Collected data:
· · · · ·
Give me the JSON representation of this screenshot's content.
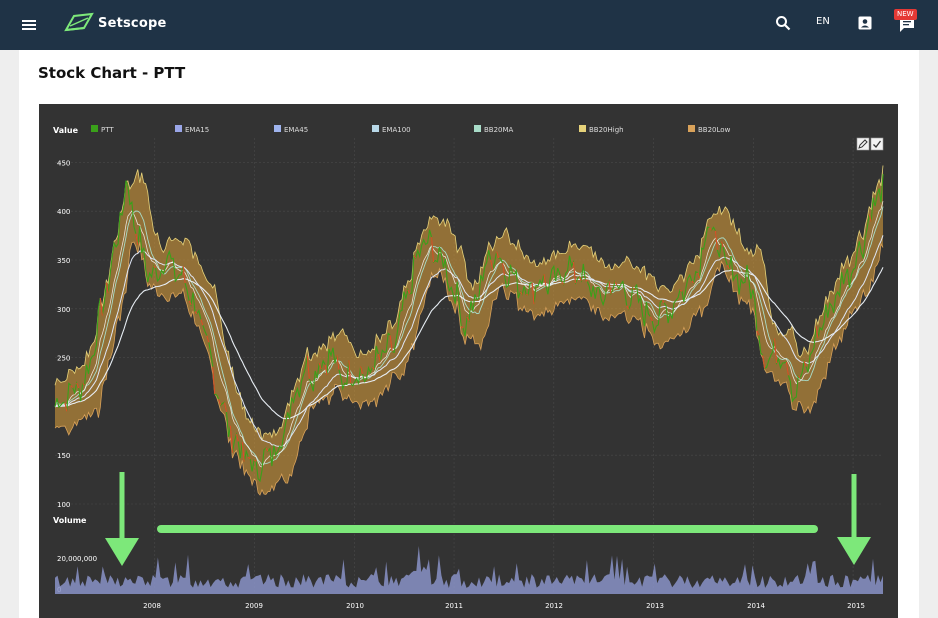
{
  "header": {
    "app_name": "Setscope",
    "language": "EN",
    "badge": "NEW"
  },
  "page": {
    "title": "Stock Chart - PTT"
  },
  "colors": {
    "header_bg": "#1f3346",
    "chart_bg": "#333333",
    "price_line": "#3aa01a",
    "band_fill": "#e0a23a",
    "accent_green": "#7de87a",
    "volume": "#8a93c8"
  },
  "icons": [
    "menu-icon",
    "logo-icon",
    "search-icon",
    "contact-icon",
    "chat-icon",
    "pen-icon",
    "check-icon",
    "arrow-down-icon"
  ],
  "chart_data": [
    {
      "type": "line",
      "ylabel": "Value",
      "yticks": [
        100,
        150,
        250,
        300,
        350,
        400,
        450
      ],
      "ylim": [
        100,
        475
      ],
      "xticks": [
        "2008",
        "2009",
        "2010",
        "2011",
        "2012",
        "2013",
        "2014",
        "2015"
      ],
      "xlim": [
        2007.0,
        2015.3
      ],
      "grid": true,
      "legend_position": "top",
      "legend": [
        {
          "name": "PTT",
          "color": "#3aa01a"
        },
        {
          "name": "EMA15",
          "color": "#9aa6e8"
        },
        {
          "name": "EMA45",
          "color": "#9fb4ee"
        },
        {
          "name": "EMA100",
          "color": "#b8d8e8"
        },
        {
          "name": "BB20MA",
          "color": "#a8dcc8"
        },
        {
          "name": "BB20High",
          "color": "#e6d27a"
        },
        {
          "name": "BB20Low",
          "color": "#d9a25a"
        }
      ],
      "price_points": [
        [
          2007.0,
          200
        ],
        [
          2007.1,
          210
        ],
        [
          2007.3,
          225
        ],
        [
          2007.45,
          290
        ],
        [
          2007.6,
          360
        ],
        [
          2007.72,
          430
        ],
        [
          2007.8,
          390
        ],
        [
          2007.9,
          345
        ],
        [
          2008.0,
          330
        ],
        [
          2008.1,
          355
        ],
        [
          2008.2,
          340
        ],
        [
          2008.35,
          320
        ],
        [
          2008.5,
          270
        ],
        [
          2008.6,
          230
        ],
        [
          2008.75,
          175
        ],
        [
          2008.9,
          150
        ],
        [
          2009.0,
          135
        ],
        [
          2009.1,
          145
        ],
        [
          2009.2,
          155
        ],
        [
          2009.3,
          175
        ],
        [
          2009.4,
          215
        ],
        [
          2009.5,
          240
        ],
        [
          2009.6,
          235
        ],
        [
          2009.75,
          255
        ],
        [
          2009.9,
          225
        ],
        [
          2010.0,
          240
        ],
        [
          2010.1,
          228
        ],
        [
          2010.25,
          250
        ],
        [
          2010.4,
          260
        ],
        [
          2010.5,
          300
        ],
        [
          2010.6,
          340
        ],
        [
          2010.7,
          370
        ],
        [
          2010.8,
          360
        ],
        [
          2010.9,
          345
        ],
        [
          2011.0,
          320
        ],
        [
          2011.1,
          285
        ],
        [
          2011.2,
          300
        ],
        [
          2011.3,
          340
        ],
        [
          2011.4,
          360
        ],
        [
          2011.5,
          345
        ],
        [
          2011.6,
          330
        ],
        [
          2011.75,
          320
        ],
        [
          2011.9,
          330
        ],
        [
          2012.0,
          325
        ],
        [
          2012.15,
          345
        ],
        [
          2012.3,
          330
        ],
        [
          2012.45,
          310
        ],
        [
          2012.6,
          325
        ],
        [
          2012.75,
          315
        ],
        [
          2012.9,
          300
        ],
        [
          2013.0,
          290
        ],
        [
          2013.15,
          300
        ],
        [
          2013.3,
          320
        ],
        [
          2013.45,
          345
        ],
        [
          2013.55,
          390
        ],
        [
          2013.62,
          370
        ],
        [
          2013.75,
          340
        ],
        [
          2013.9,
          330
        ],
        [
          2014.0,
          320
        ],
        [
          2014.08,
          255
        ],
        [
          2014.2,
          250
        ],
        [
          2014.3,
          260
        ],
        [
          2014.4,
          215
        ],
        [
          2014.5,
          230
        ],
        [
          2014.6,
          260
        ],
        [
          2014.7,
          290
        ],
        [
          2014.8,
          305
        ],
        [
          2014.9,
          330
        ],
        [
          2015.0,
          345
        ],
        [
          2015.1,
          370
        ],
        [
          2015.25,
          420
        ]
      ]
    },
    {
      "type": "bar",
      "ylabel": "Volume",
      "yticks": [
        "0",
        "20,000,000"
      ],
      "ylim": [
        0,
        40000000
      ],
      "xlim": [
        2007.0,
        2015.3
      ],
      "note_shapes": [
        "arrow-down-left",
        "arrow-down-right",
        "horizontal-bar"
      ]
    }
  ]
}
· · · · ·
:: Task brief ::
Exactly reproduce the entries above, minus the pictures.

:: Task answer ::
Give me the JSON representation of this screenshot's content.
{
  "header": {
    "app_name": "Setscope",
    "language": "EN",
    "badge": "NEW"
  },
  "page": {
    "title": "Stock Chart - PTT"
  },
  "colors": {
    "header_bg": "#1f3346",
    "chart_bg": "#333333",
    "price_line": "#3aa01a",
    "band_fill": "#e0a23a",
    "accent_green": "#7de87a",
    "volume": "#8a93c8"
  },
  "icons": [
    "menu-icon",
    "logo-icon",
    "search-icon",
    "contact-icon",
    "chat-icon",
    "pen-icon",
    "check-icon",
    "arrow-down-icon"
  ],
  "chart_data": [
    {
      "type": "line",
      "ylabel": "Value",
      "yticks": [
        100,
        150,
        250,
        300,
        350,
        400,
        450
      ],
      "ylim": [
        100,
        475
      ],
      "xticks": [
        "2008",
        "2009",
        "2010",
        "2011",
        "2012",
        "2013",
        "2014",
        "2015"
      ],
      "xlim": [
        2007.0,
        2015.3
      ],
      "grid": true,
      "legend_position": "top",
      "legend": [
        {
          "name": "PTT",
          "color": "#3aa01a"
        },
        {
          "name": "EMA15",
          "color": "#9aa6e8"
        },
        {
          "name": "EMA45",
          "color": "#9fb4ee"
        },
        {
          "name": "EMA100",
          "color": "#b8d8e8"
        },
        {
          "name": "BB20MA",
          "color": "#a8dcc8"
        },
        {
          "name": "BB20High",
          "color": "#e6d27a"
        },
        {
          "name": "BB20Low",
          "color": "#d9a25a"
        }
      ],
      "price_points": [
        [
          2007.0,
          200
        ],
        [
          2007.1,
          210
        ],
        [
          2007.3,
          225
        ],
        [
          2007.45,
          290
        ],
        [
          2007.6,
          360
        ],
        [
          2007.72,
          430
        ],
        [
          2007.8,
          390
        ],
        [
          2007.9,
          345
        ],
        [
          2008.0,
          330
        ],
        [
          2008.1,
          355
        ],
        [
          2008.2,
          340
        ],
        [
          2008.35,
          320
        ],
        [
          2008.5,
          270
        ],
        [
          2008.6,
          230
        ],
        [
          2008.75,
          175
        ],
        [
          2008.9,
          150
        ],
        [
          2009.0,
          135
        ],
        [
          2009.1,
          145
        ],
        [
          2009.2,
          155
        ],
        [
          2009.3,
          175
        ],
        [
          2009.4,
          215
        ],
        [
          2009.5,
          240
        ],
        [
          2009.6,
          235
        ],
        [
          2009.75,
          255
        ],
        [
          2009.9,
          225
        ],
        [
          2010.0,
          240
        ],
        [
          2010.1,
          228
        ],
        [
          2010.25,
          250
        ],
        [
          2010.4,
          260
        ],
        [
          2010.5,
          300
        ],
        [
          2010.6,
          340
        ],
        [
          2010.7,
          370
        ],
        [
          2010.8,
          360
        ],
        [
          2010.9,
          345
        ],
        [
          2011.0,
          320
        ],
        [
          2011.1,
          285
        ],
        [
          2011.2,
          300
        ],
        [
          2011.3,
          340
        ],
        [
          2011.4,
          360
        ],
        [
          2011.5,
          345
        ],
        [
          2011.6,
          330
        ],
        [
          2011.75,
          320
        ],
        [
          2011.9,
          330
        ],
        [
          2012.0,
          325
        ],
        [
          2012.15,
          345
        ],
        [
          2012.3,
          330
        ],
        [
          2012.45,
          310
        ],
        [
          2012.6,
          325
        ],
        [
          2012.75,
          315
        ],
        [
          2012.9,
          300
        ],
        [
          2013.0,
          290
        ],
        [
          2013.15,
          300
        ],
        [
          2013.3,
          320
        ],
        [
          2013.45,
          345
        ],
        [
          2013.55,
          390
        ],
        [
          2013.62,
          370
        ],
        [
          2013.75,
          340
        ],
        [
          2013.9,
          330
        ],
        [
          2014.0,
          320
        ],
        [
          2014.08,
          255
        ],
        [
          2014.2,
          250
        ],
        [
          2014.3,
          260
        ],
        [
          2014.4,
          215
        ],
        [
          2014.5,
          230
        ],
        [
          2014.6,
          260
        ],
        [
          2014.7,
          290
        ],
        [
          2014.8,
          305
        ],
        [
          2014.9,
          330
        ],
        [
          2015.0,
          345
        ],
        [
          2015.1,
          370
        ],
        [
          2015.25,
          420
        ]
      ]
    },
    {
      "type": "bar",
      "ylabel": "Volume",
      "yticks": [
        "0",
        "20,000,000"
      ],
      "ylim": [
        0,
        40000000
      ],
      "xlim": [
        2007.0,
        2015.3
      ],
      "note_shapes": [
        "arrow-down-left",
        "arrow-down-right",
        "horizontal-bar"
      ]
    }
  ]
}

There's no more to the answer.